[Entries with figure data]
#####

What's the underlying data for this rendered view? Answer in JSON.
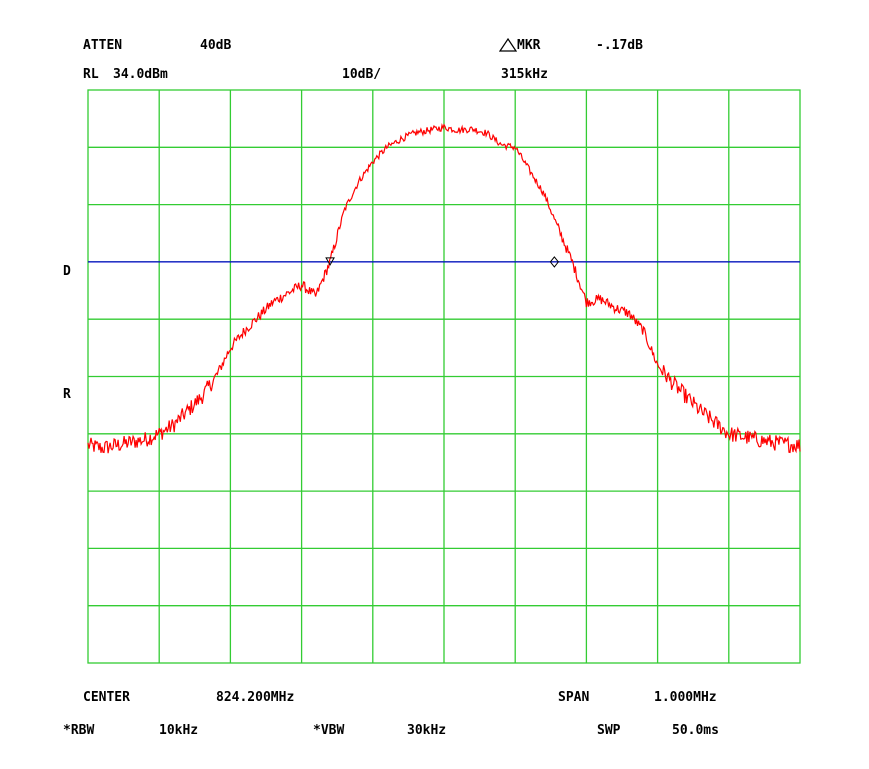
{
  "header": {
    "atten_label": "ATTEN",
    "atten_value": "40dB",
    "mkr_label": "MKR",
    "mkr_value": "-.17dB",
    "rl_label": "RL",
    "rl_value": "34.0dBm",
    "scale": "10dB/",
    "mkr_freq": "315kHz"
  },
  "side": {
    "d_label": "D",
    "r_label": "R"
  },
  "footer": {
    "center_label": "CENTER",
    "center_value": "824.200MHz",
    "span_label": "SPAN",
    "span_value": "1.000MHz",
    "rbw_label": "*RBW",
    "rbw_value": "10kHz",
    "vbw_label": "*VBW",
    "vbw_value": "30kHz",
    "swp_label": "SWP",
    "swp_value": "50.0ms"
  },
  "colors": {
    "grid": "#33cc33",
    "trace": "#ff0000",
    "display_line": "#0000cc",
    "marker": "#000000"
  },
  "chart_data": {
    "type": "line",
    "title": "",
    "xlabel": "",
    "ylabel": "",
    "center_mhz": 824.2,
    "span_mhz": 1.0,
    "xlim": [
      823.7,
      824.7
    ],
    "reference_level_dbm": 34.0,
    "scale_db_per_div": 10,
    "ylim": [
      -66.0,
      34.0
    ],
    "grid": true,
    "divisions": {
      "x": 10,
      "y": 10
    },
    "display_line_dbm": 4.0,
    "markers": [
      {
        "type": "reference",
        "x_mhz": 824.04,
        "y_dbm": 4.0
      },
      {
        "type": "delta",
        "x_mhz": 824.355,
        "y_dbm": 4.0,
        "delta_db": -0.17,
        "delta_khz": 315
      }
    ],
    "series": [
      {
        "x": [
          823.7,
          823.72,
          823.74,
          823.76,
          823.78,
          823.8,
          823.82,
          823.84,
          823.86,
          823.88,
          823.9,
          823.92,
          823.94,
          823.96,
          823.98,
          824.0,
          824.01,
          824.02,
          824.04,
          824.06,
          824.08,
          824.1,
          824.12,
          824.14,
          824.16,
          824.18,
          824.2,
          824.22,
          824.24,
          824.26,
          824.28,
          824.29,
          824.3,
          824.32,
          824.34,
          824.36,
          824.38,
          824.4,
          824.42,
          824.44,
          824.46,
          824.48,
          824.5,
          824.52,
          824.54,
          824.56,
          824.58,
          824.6,
          824.62,
          824.64,
          824.66,
          824.68,
          824.7
        ],
        "y": [
          -28,
          -28.5,
          -28,
          -27.5,
          -27,
          -26,
          -24.5,
          -22,
          -19.5,
          -16,
          -11,
          -8,
          -5.5,
          -3,
          -1.5,
          0,
          -1,
          -2,
          4,
          13,
          18,
          21.5,
          24,
          25.5,
          26.5,
          27,
          27.5,
          27,
          27.2,
          26.5,
          24.5,
          24.2,
          24,
          20,
          16,
          10,
          4,
          -3,
          -2.5,
          -4,
          -5,
          -8,
          -14,
          -17,
          -19.5,
          -22,
          -24,
          -26,
          -26.5,
          -27,
          -27.5,
          -27.8,
          -28
        ]
      }
    ]
  }
}
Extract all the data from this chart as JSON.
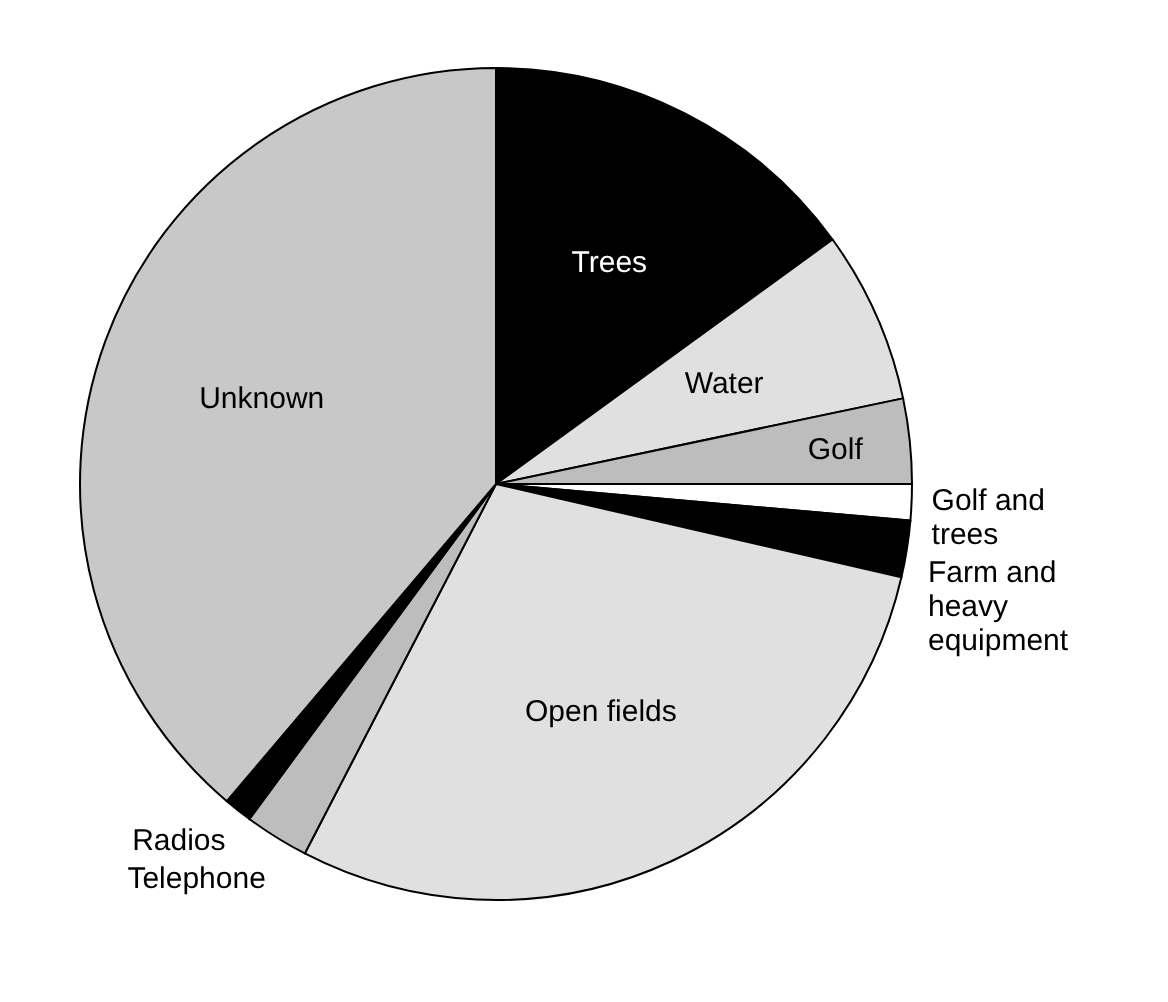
{
  "chart_data": {
    "type": "pie",
    "categories": [
      "Trees",
      "Water",
      "Golf",
      "Golf and trees",
      "Farm and heavy equipment",
      "Open fields",
      "Telephone",
      "Radios",
      "Unknown"
    ],
    "values": [
      15,
      6.7,
      3.3,
      1.4,
      2.2,
      29,
      2.5,
      1.1,
      38.8
    ],
    "colors": [
      "#000000",
      "#e0e0e0",
      "#bdbdbd",
      "#ffffff",
      "#000000",
      "#e0e0e0",
      "#bdbdbd",
      "#000000",
      "#c8c8c8"
    ]
  }
}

#####

GIVEN PROBLEM.
Restate the data above exactly, stripping out each image.

FULL RESPONSE.
What's the underlying data for this rendered view? Answer in JSON.
{
  "header": {
    "atten_label": "ATTEN",
    "atten_value": "40dB",
    "mkr_label": "MKR",
    "mkr_value": "-.17dB",
    "rl_label": "RL",
    "rl_value": "34.0dBm",
    "scale": "10dB/",
    "mkr_freq": "315kHz"
  },
  "side": {
    "d_label": "D",
    "r_label": "R"
  },
  "footer": {
    "center_label": "CENTER",
    "center_value": "824.200MHz",
    "span_label": "SPAN",
    "span_value": "1.000MHz",
    "rbw_label": "*RBW",
    "rbw_value": "10kHz",
    "vbw_label": "*VBW",
    "vbw_value": "30kHz",
    "swp_label": "SWP",
    "swp_value": "50.0ms"
  },
  "colors": {
    "grid": "#33cc33",
    "trace": "#ff0000",
    "display_line": "#0000cc",
    "marker": "#000000"
  },
  "chart_data": {
    "type": "line",
    "title": "",
    "xlabel": "",
    "ylabel": "",
    "center_mhz": 824.2,
    "span_mhz": 1.0,
    "xlim": [
      823.7,
      824.7
    ],
    "reference_level_dbm": 34.0,
    "scale_db_per_div": 10,
    "ylim": [
      -66.0,
      34.0
    ],
    "grid": true,
    "divisions": {
      "x": 10,
      "y": 10
    },
    "display_line_dbm": 4.0,
    "markers": [
      {
        "type": "reference",
        "x_mhz": 824.04,
        "y_dbm": 4.0
      },
      {
        "type": "delta",
        "x_mhz": 824.355,
        "y_dbm": 4.0,
        "delta_db": -0.17,
        "delta_khz": 315
      }
    ],
    "series": [
      {
        "x": [
          823.7,
          823.72,
          823.74,
          823.76,
          823.78,
          823.8,
          823.82,
          823.84,
          823.86,
          823.88,
          823.9,
          823.92,
          823.94,
          823.96,
          823.98,
          824.0,
          824.01,
          824.02,
          824.04,
          824.06,
          824.08,
          824.1,
          824.12,
          824.14,
          824.16,
          824.18,
          824.2,
          824.22,
          824.24,
          824.26,
          824.28,
          824.29,
          824.3,
          824.32,
          824.34,
          824.36,
          824.38,
          824.4,
          824.42,
          824.44,
          824.46,
          824.48,
          824.5,
          824.52,
          824.54,
          824.56,
          824.58,
          824.6,
          824.62,
          824.64,
          824.66,
          824.68,
          824.7
        ],
        "y": [
          -28,
          -28.5,
          -28,
          -27.5,
          -27,
          -26,
          -24.5,
          -22,
          -19.5,
          -16,
          -11,
          -8,
          -5.5,
          -3,
          -1.5,
          0,
          -1,
          -2,
          4,
          13,
          18,
          21.5,
          24,
          25.5,
          26.5,
          27,
          27.5,
          27,
          27.2,
          26.5,
          24.5,
          24.2,
          24,
          20,
          16,
          10,
          4,
          -3,
          -2.5,
          -4,
          -5,
          -8,
          -14,
          -17,
          -19.5,
          -22,
          -24,
          -26,
          -26.5,
          -27,
          -27.5,
          -27.8,
          -28
        ]
      }
    ]
  }
}
Extract all the data from this chart as JSON.
{
  "chart_data": {
    "type": "pie",
    "categories": [
      "Trees",
      "Water",
      "Golf",
      "Golf and trees",
      "Farm and heavy equipment",
      "Open fields",
      "Telephone",
      "Radios",
      "Unknown"
    ],
    "values": [
      15,
      6.7,
      3.3,
      1.4,
      2.2,
      29,
      2.5,
      1.1,
      38.8
    ],
    "colors": [
      "#000000",
      "#e0e0e0",
      "#bdbdbd",
      "#ffffff",
      "#000000",
      "#e0e0e0",
      "#bdbdbd",
      "#000000",
      "#c8c8c8"
    ]
  }
}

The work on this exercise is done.